── Records provided ──
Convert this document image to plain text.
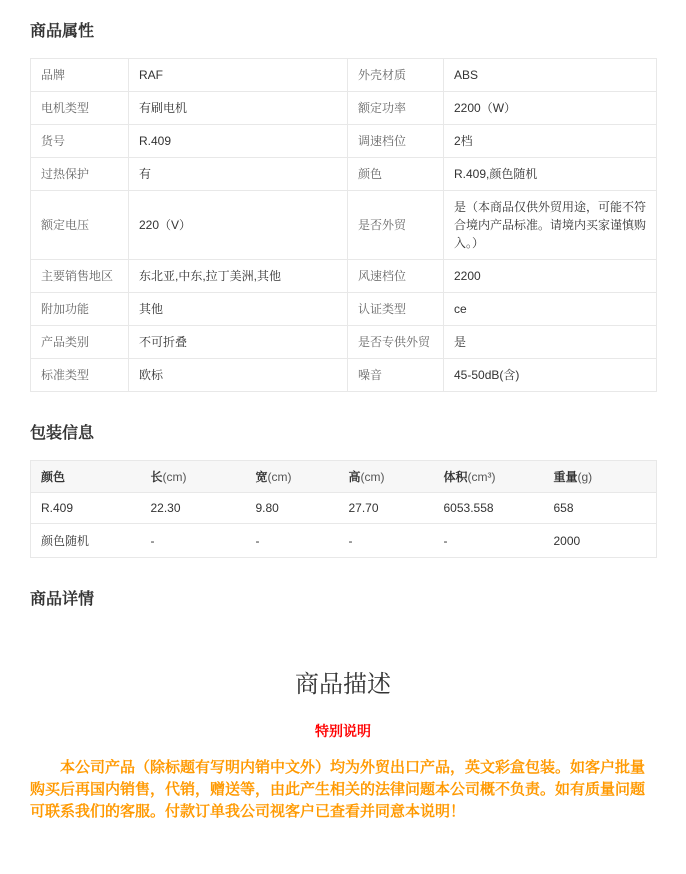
商品属性
品牌	RAF	外壳材质	ABS
电机类型	有刷电机	额定功率	2200（W）
货号	R.409	调速档位	2档
过热保护	有	颜色	R.409,颜色随机
额定电压	220（V）	是否外贸	是（本商品仅供外贸用途，可能不符合境内产品标准。请境内买家谨慎购入。）
主要销售地区	东北亚,中东,拉丁美洲,其他	风速档位	2200
附加功能	其他	认证类型	ce
产品类别	不可折叠	是否专供外贸	是
标准类型	欧标	噪音	45-50dB(含)
包装信息
颜色	长(cm)	宽(cm)	高(cm)	体积(cm³)	重量(g)
R.409	22.30	9.80	27.70	6053.558	658
颜色随机	-	-	-	-	2000
商品详情
商品描述
特别说明

本公司产品（除标题有写明内销中文外）均为外贸出口产品，英文彩盒包装。如客户批量购买后再国内销售，代销，赠送等，由此产生相关的法律问题本公司概不负责。如有质量问题可联系我们的客服。付款订单我公司视客户已查看并同意本说明！
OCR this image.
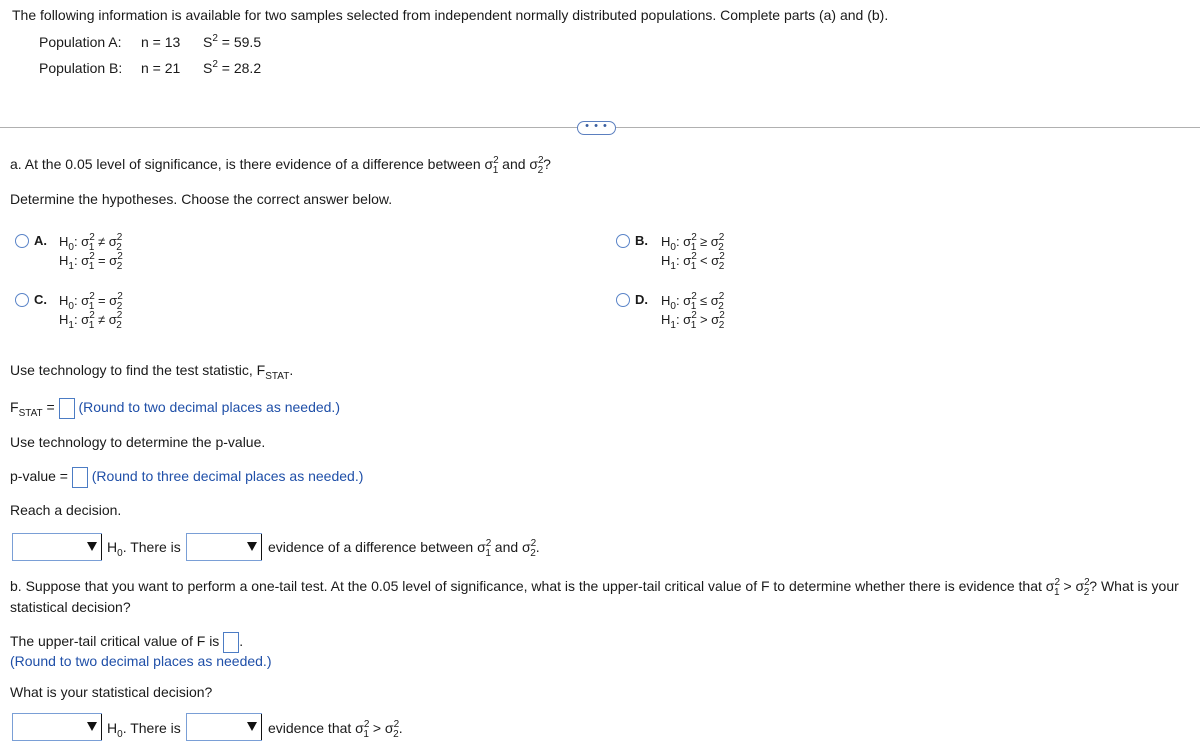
The following information is available for two samples selected from independent normally distributed populations. Complete parts (a) and (b).
Population A: n = 13 $S^2 = 59.5$
Population B: n = 21 $S^2 = 28.2$
• • •
a. At the 0.05 level of significance, is there evidence of a difference between $\sigma^2_1$ and $\sigma^2_2$?
Determine the hypotheses. Choose the correct answer below.
A. $H_0$: $\sigma^2_1 \ne \sigma^2_2$
$H_1$: $\sigma^2_1 = \sigma^2_2$
B. $H_0$: $\sigma^2_1 \ge \sigma^2_2$
$H_1$: $\sigma^2_1 < \sigma^2_2$
C. $H_0$: $\sigma^2_1 = \sigma^2_2$
$H_1$: $\sigma^2_1 \ne \sigma^2_2$
D. $H_0$: $\sigma^2_1 \le \sigma^2_2$
$H_1$: $\sigma^2_1 > \sigma^2_2$
Use technology to find the test statistic, $F_{STAT}$.
$F_{STAT}$ = (Round to two decimal places as needed.)
Use technology to determine the p-value.
p-value = (Round to three decimal places as needed.)
Reach a decision.
$H_0$. There is	evidence of a difference between $\sigma^2_1$ and $\sigma^2_2$.
b. Suppose that you want to perform a one-tail test. At the 0.05 level of significance, what is the upper-tail critical value of F to determine whether there is evidence that $\sigma^2_1 > \sigma^2_2$? What is your
statistical decision?
The upper-tail critical value of F is .
(Round to two decimal places as needed.)
What is your statistical decision?
$H_0$. There is	evidence that $\sigma^2_1 > \sigma^2_2$.
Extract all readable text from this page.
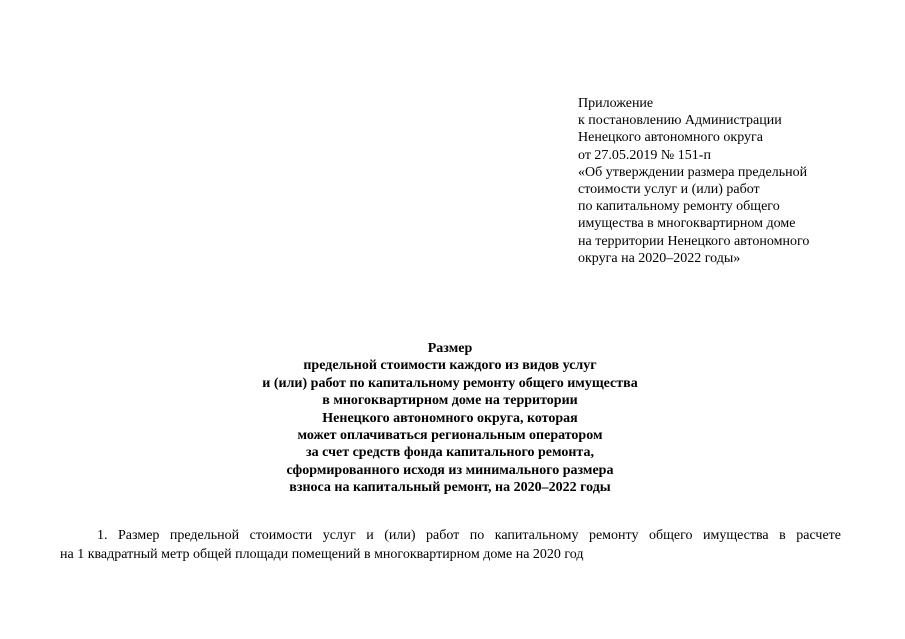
Приложение
к постановлению Администрации
Ненецкого автономного округа
от 27.05.2019 № 151-п
«Об утверждении размера предельной
стоимости услуг и (или) работ
по капитальному ремонту общего
имущества в многоквартирном доме
на территории Ненецкого автономного
округа на 2020–2022 годы»
Размер
предельной стоимости каждого из видов услуг
и (или) работ по капитальному ремонту общего имущества
в многоквартирном доме на территории
Ненецкого автономного округа, которая
может оплачиваться региональным оператором
за счет средств фонда капитального ремонта,
сформированного исходя из минимального размера
взноса на капитальный ремонт, на 2020–2022 годы
1. Размер предельной стоимости услуг и (или) работ по капитальному ремонту общего имущества в расчете
на 1 квадратный метр общей площади помещений в многоквартирном доме на 2020 год
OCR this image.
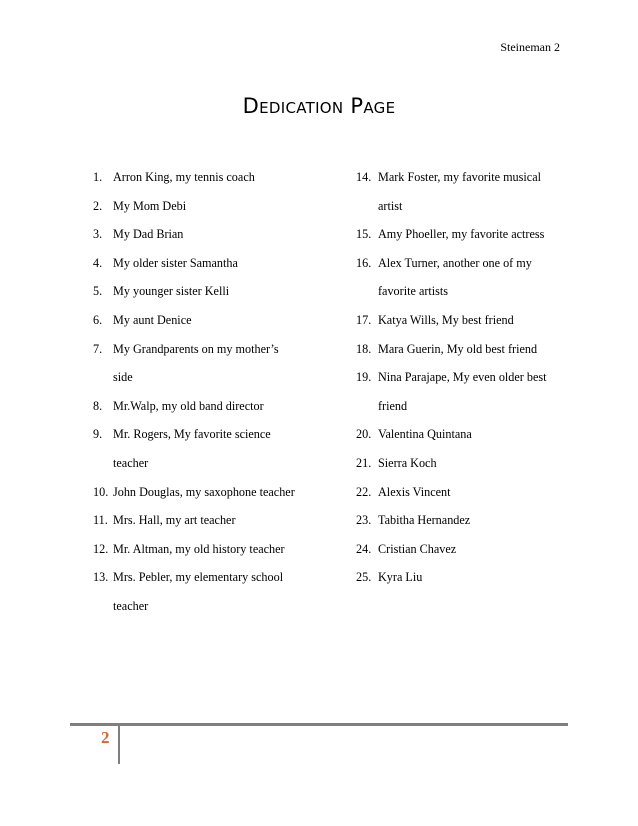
Steineman 2
Dedication Page
1. Arron King, my tennis coach
2. My Mom Debi
3. My Dad Brian
4. My older sister Samantha
5. My younger sister Kelli
6. My aunt Denice
7. My Grandparents on my mother’s
side
8. Mr.Walp, my old band director
9. Mr. Rogers, My favorite science
teacher
10. John Douglas, my saxophone teacher
11. Mrs. Hall, my art teacher
12. Mr. Altman, my old history teacher
13. Mrs. Pebler, my elementary school
teacher
14. Mark Foster, my favorite musical
artist
15. Amy Phoeller, my favorite actress
16. Alex Turner, another one of my
favorite artists
17. Katya Wills, My best friend
18. Mara Guerin, My old best friend
19. Nina Parajape, My even older best
friend
20. Valentina Quintana
21. Sierra Koch
22. Alexis Vincent
23. Tabitha Hernandez
24. Cristian Chavez
25. Kyra Liu
2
───
■ **Stated exercise**
Copy, from the material, each line that holds the string "sister".

■ **Problem solution**
4. My older sister Samantha
5. My younger sister Kelli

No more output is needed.